BEGIN Rows
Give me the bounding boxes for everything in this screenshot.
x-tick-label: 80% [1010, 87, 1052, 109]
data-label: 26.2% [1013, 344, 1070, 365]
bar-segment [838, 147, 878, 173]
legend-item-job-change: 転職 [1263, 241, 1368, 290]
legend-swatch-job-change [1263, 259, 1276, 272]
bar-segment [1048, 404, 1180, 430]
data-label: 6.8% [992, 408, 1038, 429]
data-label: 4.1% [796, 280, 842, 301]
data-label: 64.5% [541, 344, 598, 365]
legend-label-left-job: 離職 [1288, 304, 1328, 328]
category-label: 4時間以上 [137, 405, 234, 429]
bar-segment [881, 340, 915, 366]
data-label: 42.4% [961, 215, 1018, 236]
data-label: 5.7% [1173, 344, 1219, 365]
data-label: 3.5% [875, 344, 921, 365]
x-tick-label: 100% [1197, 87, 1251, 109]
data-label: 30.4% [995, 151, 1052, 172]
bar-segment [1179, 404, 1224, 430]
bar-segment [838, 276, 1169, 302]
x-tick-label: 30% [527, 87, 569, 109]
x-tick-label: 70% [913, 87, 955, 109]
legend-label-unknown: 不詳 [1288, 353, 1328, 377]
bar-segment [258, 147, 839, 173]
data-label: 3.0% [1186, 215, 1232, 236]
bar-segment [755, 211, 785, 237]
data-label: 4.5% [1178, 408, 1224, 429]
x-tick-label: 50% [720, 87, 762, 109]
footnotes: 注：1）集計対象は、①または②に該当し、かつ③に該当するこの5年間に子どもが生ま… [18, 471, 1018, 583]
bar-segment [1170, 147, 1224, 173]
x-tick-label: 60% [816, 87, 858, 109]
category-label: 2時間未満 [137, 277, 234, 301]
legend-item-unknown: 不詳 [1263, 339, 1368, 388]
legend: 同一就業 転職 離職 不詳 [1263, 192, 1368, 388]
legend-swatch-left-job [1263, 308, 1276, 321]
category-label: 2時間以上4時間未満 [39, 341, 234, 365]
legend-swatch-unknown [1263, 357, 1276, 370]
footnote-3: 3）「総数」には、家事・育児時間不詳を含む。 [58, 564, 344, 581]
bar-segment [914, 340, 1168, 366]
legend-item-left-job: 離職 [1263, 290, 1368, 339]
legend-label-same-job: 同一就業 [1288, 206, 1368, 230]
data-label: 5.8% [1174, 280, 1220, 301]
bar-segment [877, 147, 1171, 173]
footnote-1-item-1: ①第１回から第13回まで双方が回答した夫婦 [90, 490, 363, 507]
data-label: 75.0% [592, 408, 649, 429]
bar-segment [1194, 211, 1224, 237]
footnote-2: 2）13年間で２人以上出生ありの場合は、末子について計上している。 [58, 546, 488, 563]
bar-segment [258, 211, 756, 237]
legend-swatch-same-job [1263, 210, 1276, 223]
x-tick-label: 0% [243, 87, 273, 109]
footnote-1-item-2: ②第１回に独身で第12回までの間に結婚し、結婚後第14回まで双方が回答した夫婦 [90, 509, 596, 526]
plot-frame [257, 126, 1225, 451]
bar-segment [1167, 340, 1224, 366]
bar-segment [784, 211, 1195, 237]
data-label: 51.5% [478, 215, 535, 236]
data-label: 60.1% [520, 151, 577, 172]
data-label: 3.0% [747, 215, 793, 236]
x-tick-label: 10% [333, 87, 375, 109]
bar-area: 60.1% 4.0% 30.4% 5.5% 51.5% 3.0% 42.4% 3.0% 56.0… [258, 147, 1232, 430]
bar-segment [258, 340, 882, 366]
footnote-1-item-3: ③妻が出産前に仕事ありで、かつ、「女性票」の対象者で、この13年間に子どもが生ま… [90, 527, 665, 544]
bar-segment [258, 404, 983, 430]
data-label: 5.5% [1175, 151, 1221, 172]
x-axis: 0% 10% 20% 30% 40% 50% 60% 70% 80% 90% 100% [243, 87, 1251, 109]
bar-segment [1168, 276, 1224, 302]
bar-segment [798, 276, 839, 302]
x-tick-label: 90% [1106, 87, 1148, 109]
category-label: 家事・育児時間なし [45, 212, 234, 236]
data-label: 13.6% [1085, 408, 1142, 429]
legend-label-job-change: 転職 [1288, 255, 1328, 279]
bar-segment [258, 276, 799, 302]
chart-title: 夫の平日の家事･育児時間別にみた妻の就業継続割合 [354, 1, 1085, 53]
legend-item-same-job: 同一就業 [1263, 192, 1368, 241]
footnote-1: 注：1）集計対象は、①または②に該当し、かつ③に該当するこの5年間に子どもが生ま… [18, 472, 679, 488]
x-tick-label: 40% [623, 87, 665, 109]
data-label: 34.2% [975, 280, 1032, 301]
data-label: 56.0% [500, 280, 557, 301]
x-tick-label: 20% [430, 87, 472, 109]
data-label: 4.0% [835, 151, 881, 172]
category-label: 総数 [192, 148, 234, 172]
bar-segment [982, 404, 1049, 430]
END Rows
• _Written instruction_
Format the listing as a Markdown table with the columns "No." and "Line," starting at its first line and ending at the line that contains "bar-segment [1170, 147, 1224, 173]". Number each line and leave out any blank lines.

• _Answer to the exercise_
| No. | Line |
|---|---|
| 1 | Give me the bounding boxes for everything in this screenshot. |
| 2 | x-tick-label: 80% [1010, 87, 1052, 109] |
| 3 | data-label: 26.2% [1013, 344, 1070, 365] |
| 4 | bar-segment [838, 147, 878, 173] |
| 5 | legend-item-job-change: 転職 [1263, 241, 1368, 290] |
| 6 | legend-swatch-job-change [1263, 259, 1276, 272] |
| 7 | bar-segment [1048, 404, 1180, 430] |
| 8 | data-label: 6.8% [992, 408, 1038, 429] |
| 9 | data-label: 4.1% [796, 280, 842, 301] |
| 10 | data-label: 64.5% [541, 344, 598, 365] |
| 11 | legend-label-left-job: 離職 [1288, 304, 1328, 328] |
| 12 | category-label: 4時間以上 [137, 405, 234, 429] |
| 13 | bar-segment [881, 340, 915, 366] |
| 14 | data-label: 42.4% [961, 215, 1018, 236] |
| 15 | data-label: 5.7% [1173, 344, 1219, 365] |
| 16 | data-label: 3.5% [875, 344, 921, 365] |
| 17 | x-tick-label: 100% [1197, 87, 1251, 109] |
| 18 | data-label: 30.4% [995, 151, 1052, 172] |
| 19 | bar-segment [1179, 404, 1224, 430] |
| 20 | bar-segment [838, 276, 1169, 302] |
| 21 | x-tick-label: 30% [527, 87, 569, 109] |
| 22 | x-tick-label: 70% [913, 87, 955, 109] |
| 23 | legend-label-unknown: 不詳 [1288, 353, 1328, 377] |
| 24 | bar-segment [258, 147, 839, 173] |
| 25 | data-label: 3.0% [1186, 215, 1232, 236] |
| 26 | bar-segment [755, 211, 785, 237] |
| 27 | data-label: 4.5% [1178, 408, 1224, 429] |
| 28 | x-tick-label: 50% [720, 87, 762, 109] |
| 29 | footnotes: 注：1）集計対象は、①または②に該当し、かつ③に該当するこの5年間に子どもが生ま… [18, 471, 1018, 583] |
| 30 | bar-segment [1170, 147, 1224, 173] |